— START —

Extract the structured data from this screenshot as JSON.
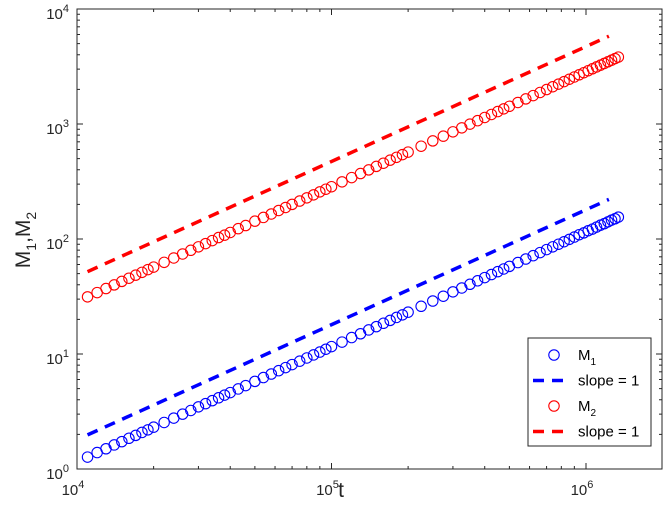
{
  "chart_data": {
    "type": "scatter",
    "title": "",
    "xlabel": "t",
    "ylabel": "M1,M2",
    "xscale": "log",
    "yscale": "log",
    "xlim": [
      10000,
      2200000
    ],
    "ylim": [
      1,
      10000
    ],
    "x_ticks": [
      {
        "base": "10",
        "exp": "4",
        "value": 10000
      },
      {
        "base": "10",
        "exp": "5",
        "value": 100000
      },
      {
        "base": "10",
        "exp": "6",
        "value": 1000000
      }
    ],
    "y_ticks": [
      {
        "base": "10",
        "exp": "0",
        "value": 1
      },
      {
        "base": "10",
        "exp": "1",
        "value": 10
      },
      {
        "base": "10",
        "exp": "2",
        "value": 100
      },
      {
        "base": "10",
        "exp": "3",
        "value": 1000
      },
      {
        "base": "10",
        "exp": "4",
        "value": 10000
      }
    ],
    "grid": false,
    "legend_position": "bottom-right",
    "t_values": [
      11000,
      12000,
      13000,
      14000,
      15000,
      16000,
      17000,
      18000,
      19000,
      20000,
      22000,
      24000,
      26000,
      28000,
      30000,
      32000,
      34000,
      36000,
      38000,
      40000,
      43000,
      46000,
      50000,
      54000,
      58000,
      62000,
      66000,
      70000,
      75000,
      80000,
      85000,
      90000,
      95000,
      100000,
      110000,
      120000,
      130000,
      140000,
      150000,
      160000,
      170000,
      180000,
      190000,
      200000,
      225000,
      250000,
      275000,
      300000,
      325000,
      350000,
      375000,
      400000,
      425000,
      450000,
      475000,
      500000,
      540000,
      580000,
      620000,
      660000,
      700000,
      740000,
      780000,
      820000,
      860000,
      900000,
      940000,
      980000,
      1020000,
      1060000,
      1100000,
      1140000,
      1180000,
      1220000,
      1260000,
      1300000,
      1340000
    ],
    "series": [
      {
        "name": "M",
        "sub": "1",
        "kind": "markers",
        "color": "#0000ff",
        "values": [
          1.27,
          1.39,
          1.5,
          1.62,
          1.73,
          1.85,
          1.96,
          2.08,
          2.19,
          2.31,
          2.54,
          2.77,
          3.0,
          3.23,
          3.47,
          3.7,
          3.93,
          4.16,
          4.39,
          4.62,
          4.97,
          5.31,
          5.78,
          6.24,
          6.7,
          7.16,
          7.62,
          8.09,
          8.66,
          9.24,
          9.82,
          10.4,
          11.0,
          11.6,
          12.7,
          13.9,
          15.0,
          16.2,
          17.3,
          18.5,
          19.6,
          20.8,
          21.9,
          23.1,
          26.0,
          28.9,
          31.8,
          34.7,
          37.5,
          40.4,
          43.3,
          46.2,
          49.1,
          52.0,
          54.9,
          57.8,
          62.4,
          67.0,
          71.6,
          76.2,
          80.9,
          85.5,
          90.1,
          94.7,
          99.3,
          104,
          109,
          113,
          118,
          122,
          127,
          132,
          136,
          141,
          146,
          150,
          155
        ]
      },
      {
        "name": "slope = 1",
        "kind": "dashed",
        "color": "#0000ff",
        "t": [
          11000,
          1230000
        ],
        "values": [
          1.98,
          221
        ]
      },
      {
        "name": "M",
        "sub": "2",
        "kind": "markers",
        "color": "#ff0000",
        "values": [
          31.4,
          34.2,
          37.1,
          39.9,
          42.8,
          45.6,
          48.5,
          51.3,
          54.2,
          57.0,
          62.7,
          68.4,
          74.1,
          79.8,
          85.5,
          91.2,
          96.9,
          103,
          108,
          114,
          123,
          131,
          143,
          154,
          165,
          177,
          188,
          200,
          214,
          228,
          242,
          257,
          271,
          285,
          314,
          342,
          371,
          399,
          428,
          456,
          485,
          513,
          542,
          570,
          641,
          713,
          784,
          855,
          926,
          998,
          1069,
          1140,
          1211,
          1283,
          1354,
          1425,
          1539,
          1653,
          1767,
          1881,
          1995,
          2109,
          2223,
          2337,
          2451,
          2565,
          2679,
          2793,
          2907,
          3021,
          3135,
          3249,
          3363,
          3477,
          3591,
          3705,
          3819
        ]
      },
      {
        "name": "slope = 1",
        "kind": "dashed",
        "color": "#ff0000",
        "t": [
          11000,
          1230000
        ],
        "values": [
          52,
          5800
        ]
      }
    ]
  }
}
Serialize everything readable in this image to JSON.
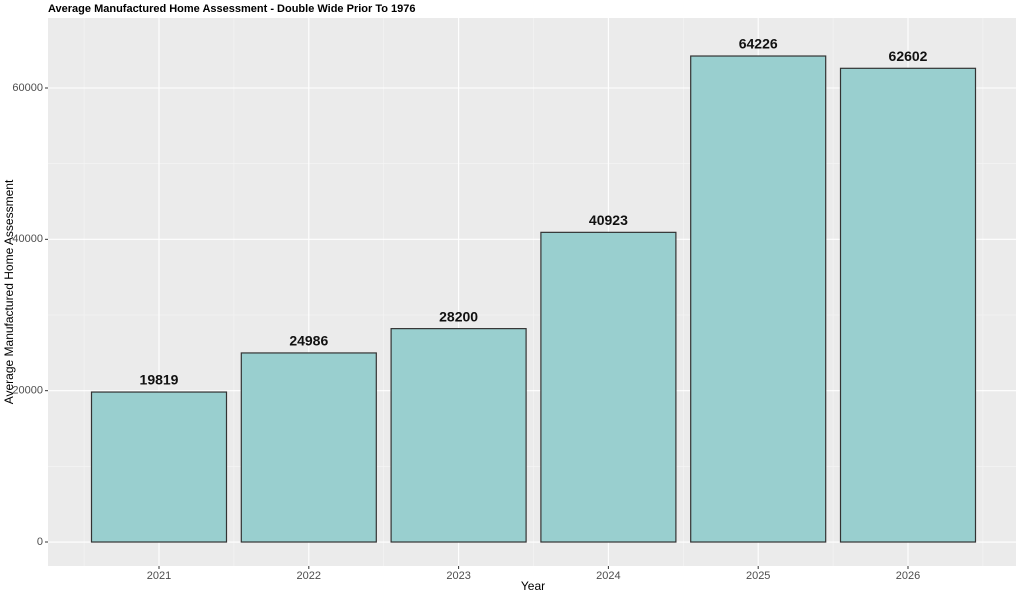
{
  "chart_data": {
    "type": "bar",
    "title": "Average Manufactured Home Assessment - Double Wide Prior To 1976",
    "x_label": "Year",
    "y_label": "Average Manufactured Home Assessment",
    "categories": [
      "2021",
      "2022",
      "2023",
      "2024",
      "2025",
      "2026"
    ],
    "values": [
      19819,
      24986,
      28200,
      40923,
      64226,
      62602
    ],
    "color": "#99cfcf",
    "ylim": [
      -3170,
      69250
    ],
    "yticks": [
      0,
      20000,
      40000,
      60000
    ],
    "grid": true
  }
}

— END —

[Required work]: Every entry above needs to be retyped exactly; drop the pictures.

[Problem solution]:
Extract the structured data from this screenshot as JSON.
{
  "chart_data": {
    "type": "scatter",
    "title": "",
    "xlabel": "t",
    "ylabel": "M1,M2",
    "xscale": "log",
    "yscale": "log",
    "xlim": [
      10000,
      2200000
    ],
    "ylim": [
      1,
      10000
    ],
    "x_ticks": [
      {
        "base": "10",
        "exp": "4",
        "value": 10000
      },
      {
        "base": "10",
        "exp": "5",
        "value": 100000
      },
      {
        "base": "10",
        "exp": "6",
        "value": 1000000
      }
    ],
    "y_ticks": [
      {
        "base": "10",
        "exp": "0",
        "value": 1
      },
      {
        "base": "10",
        "exp": "1",
        "value": 10
      },
      {
        "base": "10",
        "exp": "2",
        "value": 100
      },
      {
        "base": "10",
        "exp": "3",
        "value": 1000
      },
      {
        "base": "10",
        "exp": "4",
        "value": 10000
      }
    ],
    "grid": false,
    "legend_position": "bottom-right",
    "t_values": [
      11000,
      12000,
      13000,
      14000,
      15000,
      16000,
      17000,
      18000,
      19000,
      20000,
      22000,
      24000,
      26000,
      28000,
      30000,
      32000,
      34000,
      36000,
      38000,
      40000,
      43000,
      46000,
      50000,
      54000,
      58000,
      62000,
      66000,
      70000,
      75000,
      80000,
      85000,
      90000,
      95000,
      100000,
      110000,
      120000,
      130000,
      140000,
      150000,
      160000,
      170000,
      180000,
      190000,
      200000,
      225000,
      250000,
      275000,
      300000,
      325000,
      350000,
      375000,
      400000,
      425000,
      450000,
      475000,
      500000,
      540000,
      580000,
      620000,
      660000,
      700000,
      740000,
      780000,
      820000,
      860000,
      900000,
      940000,
      980000,
      1020000,
      1060000,
      1100000,
      1140000,
      1180000,
      1220000,
      1260000,
      1300000,
      1340000
    ],
    "series": [
      {
        "name": "M",
        "sub": "1",
        "kind": "markers",
        "color": "#0000ff",
        "values": [
          1.27,
          1.39,
          1.5,
          1.62,
          1.73,
          1.85,
          1.96,
          2.08,
          2.19,
          2.31,
          2.54,
          2.77,
          3.0,
          3.23,
          3.47,
          3.7,
          3.93,
          4.16,
          4.39,
          4.62,
          4.97,
          5.31,
          5.78,
          6.24,
          6.7,
          7.16,
          7.62,
          8.09,
          8.66,
          9.24,
          9.82,
          10.4,
          11.0,
          11.6,
          12.7,
          13.9,
          15.0,
          16.2,
          17.3,
          18.5,
          19.6,
          20.8,
          21.9,
          23.1,
          26.0,
          28.9,
          31.8,
          34.7,
          37.5,
          40.4,
          43.3,
          46.2,
          49.1,
          52.0,
          54.9,
          57.8,
          62.4,
          67.0,
          71.6,
          76.2,
          80.9,
          85.5,
          90.1,
          94.7,
          99.3,
          104,
          109,
          113,
          118,
          122,
          127,
          132,
          136,
          141,
          146,
          150,
          155
        ]
      },
      {
        "name": "slope = 1",
        "kind": "dashed",
        "color": "#0000ff",
        "t": [
          11000,
          1230000
        ],
        "values": [
          1.98,
          221
        ]
      },
      {
        "name": "M",
        "sub": "2",
        "kind": "markers",
        "color": "#ff0000",
        "values": [
          31.4,
          34.2,
          37.1,
          39.9,
          42.8,
          45.6,
          48.5,
          51.3,
          54.2,
          57.0,
          62.7,
          68.4,
          74.1,
          79.8,
          85.5,
          91.2,
          96.9,
          103,
          108,
          114,
          123,
          131,
          143,
          154,
          165,
          177,
          188,
          200,
          214,
          228,
          242,
          257,
          271,
          285,
          314,
          342,
          371,
          399,
          428,
          456,
          485,
          513,
          542,
          570,
          641,
          713,
          784,
          855,
          926,
          998,
          1069,
          1140,
          1211,
          1283,
          1354,
          1425,
          1539,
          1653,
          1767,
          1881,
          1995,
          2109,
          2223,
          2337,
          2451,
          2565,
          2679,
          2793,
          2907,
          3021,
          3135,
          3249,
          3363,
          3477,
          3591,
          3705,
          3819
        ]
      },
      {
        "name": "slope = 1",
        "kind": "dashed",
        "color": "#ff0000",
        "t": [
          11000,
          1230000
        ],
        "values": [
          52,
          5800
        ]
      }
    ]
  }
}
Serialize everything readable in this image to JSON.
{
  "chart_data": {
    "type": "bar",
    "title": "Average Manufactured Home Assessment - Double Wide Prior To 1976",
    "x_label": "Year",
    "y_label": "Average Manufactured Home Assessment",
    "categories": [
      "2021",
      "2022",
      "2023",
      "2024",
      "2025",
      "2026"
    ],
    "values": [
      19819,
      24986,
      28200,
      40923,
      64226,
      62602
    ],
    "color": "#99cfcf",
    "ylim": [
      -3170,
      69250
    ],
    "yticks": [
      0,
      20000,
      40000,
      60000
    ],
    "grid": true
  }
}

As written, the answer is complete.